### Instructions for the task
Reproduce all entries precisely as they are written.

[Extracted data entries]
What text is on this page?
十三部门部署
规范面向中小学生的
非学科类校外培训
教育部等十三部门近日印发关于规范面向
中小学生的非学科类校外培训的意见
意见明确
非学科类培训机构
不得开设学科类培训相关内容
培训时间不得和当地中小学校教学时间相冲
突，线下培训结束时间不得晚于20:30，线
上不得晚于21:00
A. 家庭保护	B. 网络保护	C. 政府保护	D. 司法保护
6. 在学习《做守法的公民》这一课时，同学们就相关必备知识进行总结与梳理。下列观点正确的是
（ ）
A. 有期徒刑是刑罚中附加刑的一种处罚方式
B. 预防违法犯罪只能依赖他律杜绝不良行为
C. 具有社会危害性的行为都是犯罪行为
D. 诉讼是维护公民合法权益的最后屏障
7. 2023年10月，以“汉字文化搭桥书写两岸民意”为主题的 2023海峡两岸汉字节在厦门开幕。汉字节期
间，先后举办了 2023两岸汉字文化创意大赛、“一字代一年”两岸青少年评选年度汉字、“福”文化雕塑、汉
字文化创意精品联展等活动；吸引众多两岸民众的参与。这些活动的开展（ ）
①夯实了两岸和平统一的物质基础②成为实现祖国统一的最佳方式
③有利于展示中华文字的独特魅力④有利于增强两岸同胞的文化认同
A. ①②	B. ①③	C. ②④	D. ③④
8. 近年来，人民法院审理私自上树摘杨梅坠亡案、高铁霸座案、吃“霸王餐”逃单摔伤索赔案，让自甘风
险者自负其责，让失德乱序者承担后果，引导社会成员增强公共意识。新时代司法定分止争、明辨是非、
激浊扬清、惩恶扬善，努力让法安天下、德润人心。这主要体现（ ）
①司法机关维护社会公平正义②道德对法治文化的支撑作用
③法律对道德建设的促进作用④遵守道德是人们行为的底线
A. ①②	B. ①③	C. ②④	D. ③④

### Solved problem
What text is on this page?
十三部门部署
规范面向中小学生的
非学科类校外培训
教育部等十三部门近日印发关于规范面向
中小学生的非学科类校外培训的意见
意见明确
非学科类培训机构
不得开设学科类培训相关内容
培训时间不得和当地中小学校教学时间相冲
突，线下培训结束时间不得晚于20:30，线
上不得晚于21:00
A. 家庭保护	B. 网络保护	C. 政府保护	D. 司法保护
6. 在学习《做守法的公民》这一课时，同学们就相关必备知识进行总结与梳理。下列观点正确的是
（ ）
A. 有期徒刑是刑罚中附加刑的一种处罚方式
B. 预防违法犯罪只能依赖他律杜绝不良行为
C. 具有社会危害性的行为都是犯罪行为
D. 诉讼是维护公民合法权益的最后屏障
7. 2023年10月，以“汉字文化搭桥书写两岸民意”为主题的 2023海峡两岸汉字节在厦门开幕。汉字节期
间，先后举办了 2023两岸汉字文化创意大赛、“一字代一年”两岸青少年评选年度汉字、“福”文化雕塑、汉
字文化创意精品联展等活动；吸引众多两岸民众的参与。这些活动的开展（ ）
①夯实了两岸和平统一的物质基础②成为实现祖国统一的最佳方式
③有利于展示中华文字的独特魅力④有利于增强两岸同胞的文化认同
A. ①②	B. ①③	C. ②④	D. ③④
8. 近年来，人民法院审理私自上树摘杨梅坠亡案、高铁霸座案、吃“霸王餐”逃单摔伤索赔案，让自甘风
险者自负其责，让失德乱序者承担后果，引导社会成员增强公共意识。新时代司法定分止争、明辨是非、
激浊扬清、惩恶扬善，努力让法安天下、德润人心。这主要体现（ ）
①司法机关维护社会公平正义②道德对法治文化的支撑作用
③法律对道德建设的促进作用④遵守道德是人们行为的底线
A. ①②	B. ①③	C. ②④	D. ③④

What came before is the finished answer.